> Rows
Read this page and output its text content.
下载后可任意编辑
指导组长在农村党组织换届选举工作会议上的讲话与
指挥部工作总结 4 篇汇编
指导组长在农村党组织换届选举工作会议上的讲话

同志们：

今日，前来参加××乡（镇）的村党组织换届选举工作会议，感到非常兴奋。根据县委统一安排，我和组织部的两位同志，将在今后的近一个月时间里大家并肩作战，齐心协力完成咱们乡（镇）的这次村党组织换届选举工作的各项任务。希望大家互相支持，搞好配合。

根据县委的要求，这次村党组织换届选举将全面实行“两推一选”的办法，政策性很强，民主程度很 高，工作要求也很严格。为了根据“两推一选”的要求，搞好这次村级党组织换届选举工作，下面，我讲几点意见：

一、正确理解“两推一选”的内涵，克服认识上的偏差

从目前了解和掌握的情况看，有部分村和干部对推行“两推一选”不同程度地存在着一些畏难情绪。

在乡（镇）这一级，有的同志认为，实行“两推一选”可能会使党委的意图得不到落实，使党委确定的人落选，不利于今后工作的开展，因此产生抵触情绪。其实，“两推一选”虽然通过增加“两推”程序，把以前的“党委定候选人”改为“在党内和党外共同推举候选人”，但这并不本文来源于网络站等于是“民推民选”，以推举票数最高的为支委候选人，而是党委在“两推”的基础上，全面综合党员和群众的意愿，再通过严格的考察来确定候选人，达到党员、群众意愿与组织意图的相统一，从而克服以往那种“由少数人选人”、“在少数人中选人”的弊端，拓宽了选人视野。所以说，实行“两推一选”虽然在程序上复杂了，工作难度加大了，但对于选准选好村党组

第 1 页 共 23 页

> Written task
Repeat the listing exactly, from its first line to its last.

> Finished answer
Read this page and output its text content.
下载后可任意编辑
指导组长在农村党组织换届选举工作会议上的讲话与
指挥部工作总结 4 篇汇编
指导组长在农村党组织换届选举工作会议上的讲话

同志们：

今日，前来参加××乡（镇）的村党组织换届选举工作会议，感到非常兴奋。根据县委统一安排，我和组织部的两位同志，将在今后的近一个月时间里大家并肩作战，齐心协力完成咱们乡（镇）的这次村党组织换届选举工作的各项任务。希望大家互相支持，搞好配合。

根据县委的要求，这次村党组织换届选举将全面实行“两推一选”的办法，政策性很强，民主程度很 高，工作要求也很严格。为了根据“两推一选”的要求，搞好这次村级党组织换届选举工作，下面，我讲几点意见：

一、正确理解“两推一选”的内涵，克服认识上的偏差

从目前了解和掌握的情况看，有部分村和干部对推行“两推一选”不同程度地存在着一些畏难情绪。

在乡（镇）这一级，有的同志认为，实行“两推一选”可能会使党委的意图得不到落实，使党委确定的人落选，不利于今后工作的开展，因此产生抵触情绪。其实，“两推一选”虽然通过增加“两推”程序，把以前的“党委定候选人”改为“在党内和党外共同推举候选人”，但这并不本文来源于网络站等于是“民推民选”，以推举票数最高的为支委候选人，而是党委在“两推”的基础上，全面综合党员和群众的意愿，再通过严格的考察来确定候选人，达到党员、群众意愿与组织意图的相统一，从而克服以往那种“由少数人选人”、“在少数人中选人”的弊端，拓宽了选人视野。所以说，实行“两推一选”虽然在程序上复杂了，工作难度加大了，但对于选准选好村党组

第 1 页 共 23 页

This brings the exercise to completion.